Given instruction: Find the lines with "Alberta" in them and copy them out.

Records:
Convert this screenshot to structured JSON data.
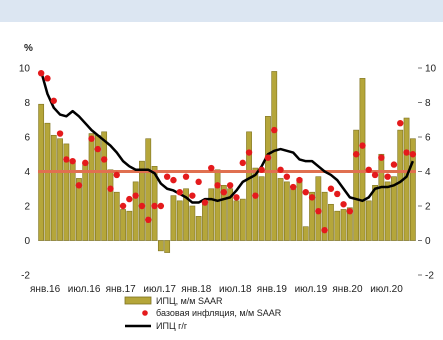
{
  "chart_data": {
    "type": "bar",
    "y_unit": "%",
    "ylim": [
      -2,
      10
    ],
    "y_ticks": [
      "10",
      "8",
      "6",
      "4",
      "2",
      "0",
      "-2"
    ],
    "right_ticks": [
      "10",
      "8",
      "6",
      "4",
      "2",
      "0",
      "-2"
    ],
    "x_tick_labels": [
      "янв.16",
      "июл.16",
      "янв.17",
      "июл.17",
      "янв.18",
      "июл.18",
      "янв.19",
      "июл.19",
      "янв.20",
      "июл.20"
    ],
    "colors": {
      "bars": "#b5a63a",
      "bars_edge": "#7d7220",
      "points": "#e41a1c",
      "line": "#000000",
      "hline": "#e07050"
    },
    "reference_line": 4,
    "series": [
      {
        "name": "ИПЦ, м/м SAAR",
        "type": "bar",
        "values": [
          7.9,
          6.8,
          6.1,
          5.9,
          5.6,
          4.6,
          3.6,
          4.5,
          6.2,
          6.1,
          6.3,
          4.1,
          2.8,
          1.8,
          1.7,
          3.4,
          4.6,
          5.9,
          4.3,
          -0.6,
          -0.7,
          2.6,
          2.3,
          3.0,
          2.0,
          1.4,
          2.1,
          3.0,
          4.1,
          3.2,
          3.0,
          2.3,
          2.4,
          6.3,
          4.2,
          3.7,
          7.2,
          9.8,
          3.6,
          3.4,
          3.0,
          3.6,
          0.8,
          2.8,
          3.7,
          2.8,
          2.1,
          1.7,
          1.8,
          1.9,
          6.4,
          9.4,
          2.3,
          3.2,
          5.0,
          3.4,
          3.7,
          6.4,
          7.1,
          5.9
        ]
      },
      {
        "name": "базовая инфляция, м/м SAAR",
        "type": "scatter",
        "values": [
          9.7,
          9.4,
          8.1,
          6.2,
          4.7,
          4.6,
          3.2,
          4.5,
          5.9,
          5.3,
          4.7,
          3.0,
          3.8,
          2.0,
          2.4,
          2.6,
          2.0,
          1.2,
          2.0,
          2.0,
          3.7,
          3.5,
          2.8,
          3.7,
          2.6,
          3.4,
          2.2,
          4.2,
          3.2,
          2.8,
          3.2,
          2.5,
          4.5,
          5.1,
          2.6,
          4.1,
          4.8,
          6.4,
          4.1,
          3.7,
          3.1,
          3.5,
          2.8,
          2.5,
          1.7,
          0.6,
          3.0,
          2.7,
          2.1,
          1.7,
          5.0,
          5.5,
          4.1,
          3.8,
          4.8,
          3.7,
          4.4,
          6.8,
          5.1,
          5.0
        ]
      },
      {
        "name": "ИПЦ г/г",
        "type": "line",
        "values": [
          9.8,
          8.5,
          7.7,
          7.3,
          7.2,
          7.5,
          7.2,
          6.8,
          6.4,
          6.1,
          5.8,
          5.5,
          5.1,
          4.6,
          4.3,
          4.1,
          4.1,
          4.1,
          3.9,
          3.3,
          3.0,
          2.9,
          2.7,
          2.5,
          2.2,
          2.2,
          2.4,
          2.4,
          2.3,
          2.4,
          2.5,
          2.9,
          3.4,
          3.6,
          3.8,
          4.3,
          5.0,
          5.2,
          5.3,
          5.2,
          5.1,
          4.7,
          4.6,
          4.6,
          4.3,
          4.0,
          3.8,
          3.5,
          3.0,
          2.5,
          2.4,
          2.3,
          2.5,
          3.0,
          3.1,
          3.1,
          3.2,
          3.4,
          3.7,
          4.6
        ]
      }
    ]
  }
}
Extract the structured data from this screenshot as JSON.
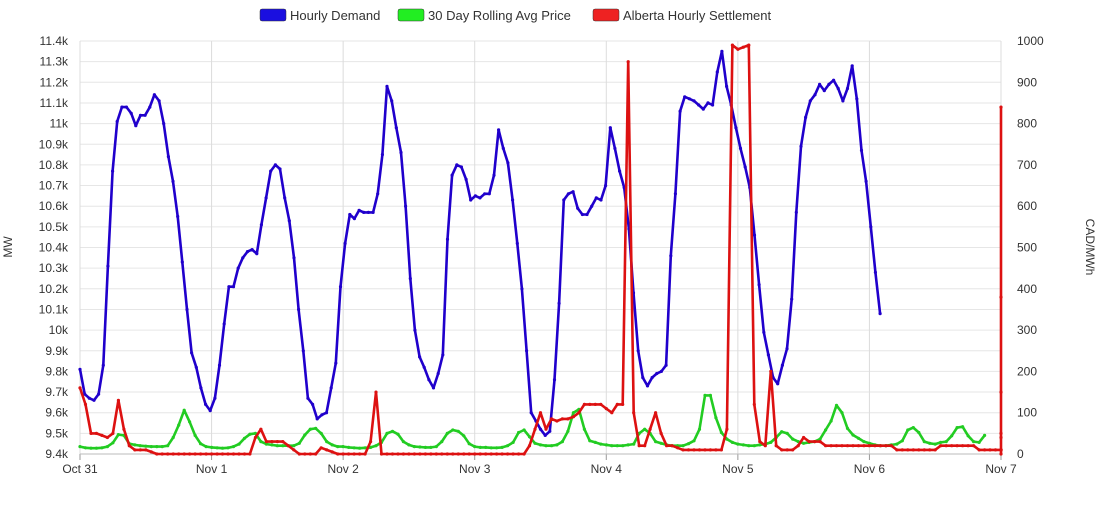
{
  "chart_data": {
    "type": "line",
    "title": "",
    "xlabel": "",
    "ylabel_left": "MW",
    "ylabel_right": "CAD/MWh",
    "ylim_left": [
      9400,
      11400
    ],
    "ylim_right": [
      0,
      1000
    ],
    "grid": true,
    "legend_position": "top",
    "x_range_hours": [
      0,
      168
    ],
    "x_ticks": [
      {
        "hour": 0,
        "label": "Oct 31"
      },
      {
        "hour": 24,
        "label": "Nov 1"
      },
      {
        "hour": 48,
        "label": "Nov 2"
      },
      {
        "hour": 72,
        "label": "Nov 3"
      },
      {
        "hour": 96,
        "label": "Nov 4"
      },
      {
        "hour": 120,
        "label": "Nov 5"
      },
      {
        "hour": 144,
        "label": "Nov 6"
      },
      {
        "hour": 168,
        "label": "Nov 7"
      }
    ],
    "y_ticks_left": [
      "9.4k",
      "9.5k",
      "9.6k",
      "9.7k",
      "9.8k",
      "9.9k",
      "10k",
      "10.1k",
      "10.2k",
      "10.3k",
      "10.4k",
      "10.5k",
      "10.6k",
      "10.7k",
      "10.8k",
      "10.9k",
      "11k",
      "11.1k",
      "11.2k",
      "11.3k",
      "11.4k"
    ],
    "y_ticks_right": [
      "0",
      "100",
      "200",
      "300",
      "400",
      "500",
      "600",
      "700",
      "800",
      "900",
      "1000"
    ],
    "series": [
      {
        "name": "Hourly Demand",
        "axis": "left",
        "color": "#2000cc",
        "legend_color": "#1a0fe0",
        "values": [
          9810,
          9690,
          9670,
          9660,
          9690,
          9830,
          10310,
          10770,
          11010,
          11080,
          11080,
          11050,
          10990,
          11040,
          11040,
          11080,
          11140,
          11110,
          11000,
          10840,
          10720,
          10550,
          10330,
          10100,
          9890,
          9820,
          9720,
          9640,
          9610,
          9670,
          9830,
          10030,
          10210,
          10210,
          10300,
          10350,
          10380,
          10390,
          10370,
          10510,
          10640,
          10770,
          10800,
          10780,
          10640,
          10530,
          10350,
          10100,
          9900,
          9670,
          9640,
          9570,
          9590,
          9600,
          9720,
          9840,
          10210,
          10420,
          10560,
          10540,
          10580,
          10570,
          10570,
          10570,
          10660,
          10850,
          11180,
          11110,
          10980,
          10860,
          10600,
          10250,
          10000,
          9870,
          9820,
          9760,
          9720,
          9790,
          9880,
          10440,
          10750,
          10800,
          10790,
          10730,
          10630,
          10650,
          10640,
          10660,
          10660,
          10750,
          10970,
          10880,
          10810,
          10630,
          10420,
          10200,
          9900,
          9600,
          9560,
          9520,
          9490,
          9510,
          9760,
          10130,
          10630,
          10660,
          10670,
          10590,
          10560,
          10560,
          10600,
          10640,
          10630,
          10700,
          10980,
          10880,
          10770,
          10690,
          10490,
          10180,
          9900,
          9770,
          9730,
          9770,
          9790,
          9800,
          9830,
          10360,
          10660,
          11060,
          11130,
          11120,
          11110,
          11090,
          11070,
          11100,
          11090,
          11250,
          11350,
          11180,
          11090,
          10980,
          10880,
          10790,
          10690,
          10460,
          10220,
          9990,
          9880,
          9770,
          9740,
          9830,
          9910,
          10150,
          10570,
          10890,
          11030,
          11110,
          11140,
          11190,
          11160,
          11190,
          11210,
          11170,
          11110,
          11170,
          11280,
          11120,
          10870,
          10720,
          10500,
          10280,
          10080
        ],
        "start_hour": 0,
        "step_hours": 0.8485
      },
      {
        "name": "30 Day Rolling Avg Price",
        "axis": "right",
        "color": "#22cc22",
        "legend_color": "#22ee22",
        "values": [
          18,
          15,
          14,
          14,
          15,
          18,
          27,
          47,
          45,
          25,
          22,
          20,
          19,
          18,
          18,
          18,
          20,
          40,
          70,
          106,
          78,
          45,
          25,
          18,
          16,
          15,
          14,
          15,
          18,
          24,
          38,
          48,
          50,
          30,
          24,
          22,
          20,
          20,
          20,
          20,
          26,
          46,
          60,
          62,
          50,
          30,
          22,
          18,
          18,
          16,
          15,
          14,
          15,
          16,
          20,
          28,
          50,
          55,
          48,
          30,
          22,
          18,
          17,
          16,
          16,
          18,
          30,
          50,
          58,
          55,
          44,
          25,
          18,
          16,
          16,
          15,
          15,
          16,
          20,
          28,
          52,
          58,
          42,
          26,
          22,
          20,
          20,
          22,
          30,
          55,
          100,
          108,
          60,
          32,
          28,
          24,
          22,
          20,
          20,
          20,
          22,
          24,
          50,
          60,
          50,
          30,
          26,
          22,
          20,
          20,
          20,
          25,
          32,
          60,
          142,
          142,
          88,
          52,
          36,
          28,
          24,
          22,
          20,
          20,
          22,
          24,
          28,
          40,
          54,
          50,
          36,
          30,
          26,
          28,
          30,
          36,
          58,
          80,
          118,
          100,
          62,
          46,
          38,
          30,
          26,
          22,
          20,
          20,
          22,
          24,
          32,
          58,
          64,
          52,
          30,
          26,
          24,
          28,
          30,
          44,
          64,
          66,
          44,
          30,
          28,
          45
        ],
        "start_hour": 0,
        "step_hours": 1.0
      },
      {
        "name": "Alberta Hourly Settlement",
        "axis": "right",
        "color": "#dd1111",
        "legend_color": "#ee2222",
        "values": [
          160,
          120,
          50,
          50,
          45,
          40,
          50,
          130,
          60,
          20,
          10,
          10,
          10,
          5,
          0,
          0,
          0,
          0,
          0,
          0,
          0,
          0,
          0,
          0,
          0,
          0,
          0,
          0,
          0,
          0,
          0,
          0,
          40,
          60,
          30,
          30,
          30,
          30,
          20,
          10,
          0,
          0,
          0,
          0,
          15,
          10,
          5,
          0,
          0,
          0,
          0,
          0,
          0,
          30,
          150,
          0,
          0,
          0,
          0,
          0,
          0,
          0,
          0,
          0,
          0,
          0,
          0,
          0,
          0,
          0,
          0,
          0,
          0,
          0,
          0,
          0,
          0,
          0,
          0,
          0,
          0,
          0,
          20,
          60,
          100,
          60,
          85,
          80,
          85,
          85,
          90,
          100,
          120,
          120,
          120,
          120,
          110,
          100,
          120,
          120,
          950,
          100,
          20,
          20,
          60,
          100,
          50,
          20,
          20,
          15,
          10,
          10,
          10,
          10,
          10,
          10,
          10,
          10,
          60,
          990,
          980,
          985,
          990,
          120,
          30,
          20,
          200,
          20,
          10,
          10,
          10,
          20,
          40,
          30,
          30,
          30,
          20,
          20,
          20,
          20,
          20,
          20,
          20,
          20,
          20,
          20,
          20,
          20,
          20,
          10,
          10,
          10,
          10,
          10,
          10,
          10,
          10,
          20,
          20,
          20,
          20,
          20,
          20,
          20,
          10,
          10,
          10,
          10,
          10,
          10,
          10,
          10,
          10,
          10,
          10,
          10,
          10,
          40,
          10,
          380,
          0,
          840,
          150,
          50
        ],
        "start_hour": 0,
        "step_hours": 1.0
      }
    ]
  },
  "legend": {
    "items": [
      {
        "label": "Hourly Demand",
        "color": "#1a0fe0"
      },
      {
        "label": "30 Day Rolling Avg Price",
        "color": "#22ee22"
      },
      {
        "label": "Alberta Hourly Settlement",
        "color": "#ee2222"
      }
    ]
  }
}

Response:
        "name": "Alberta Hourly Settlement",
        "label": "Alberta Hourly Settlement",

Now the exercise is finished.